Source records:
━━━━━━━━━━━━━━━━━━━━━━━━━━━━━━

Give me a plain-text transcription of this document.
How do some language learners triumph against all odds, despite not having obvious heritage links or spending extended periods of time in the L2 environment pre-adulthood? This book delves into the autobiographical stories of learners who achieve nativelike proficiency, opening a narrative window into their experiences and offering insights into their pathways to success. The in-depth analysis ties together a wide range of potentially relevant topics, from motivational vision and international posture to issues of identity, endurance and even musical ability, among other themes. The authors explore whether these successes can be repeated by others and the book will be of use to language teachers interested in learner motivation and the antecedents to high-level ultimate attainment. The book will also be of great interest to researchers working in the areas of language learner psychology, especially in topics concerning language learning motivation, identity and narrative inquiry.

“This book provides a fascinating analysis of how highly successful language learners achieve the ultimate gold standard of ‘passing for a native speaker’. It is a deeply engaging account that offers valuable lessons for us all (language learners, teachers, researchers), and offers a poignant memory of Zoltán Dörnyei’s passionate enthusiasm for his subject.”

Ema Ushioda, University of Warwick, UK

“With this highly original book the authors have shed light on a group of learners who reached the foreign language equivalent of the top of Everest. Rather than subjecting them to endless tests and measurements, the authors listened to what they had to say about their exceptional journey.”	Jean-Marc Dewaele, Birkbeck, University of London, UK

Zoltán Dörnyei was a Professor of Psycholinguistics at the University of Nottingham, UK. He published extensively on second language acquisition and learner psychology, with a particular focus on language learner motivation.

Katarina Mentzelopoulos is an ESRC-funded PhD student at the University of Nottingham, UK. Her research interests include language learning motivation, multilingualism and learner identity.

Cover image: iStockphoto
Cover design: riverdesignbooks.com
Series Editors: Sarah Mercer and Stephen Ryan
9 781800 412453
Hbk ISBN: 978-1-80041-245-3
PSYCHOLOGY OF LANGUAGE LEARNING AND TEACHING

━━━━━━━━━━━━━━━━━━━━━━━━━━━━━━

The exercise:
Read the data above and count the lines that include "University". Answer only with the count.

Solution to this exercise:
4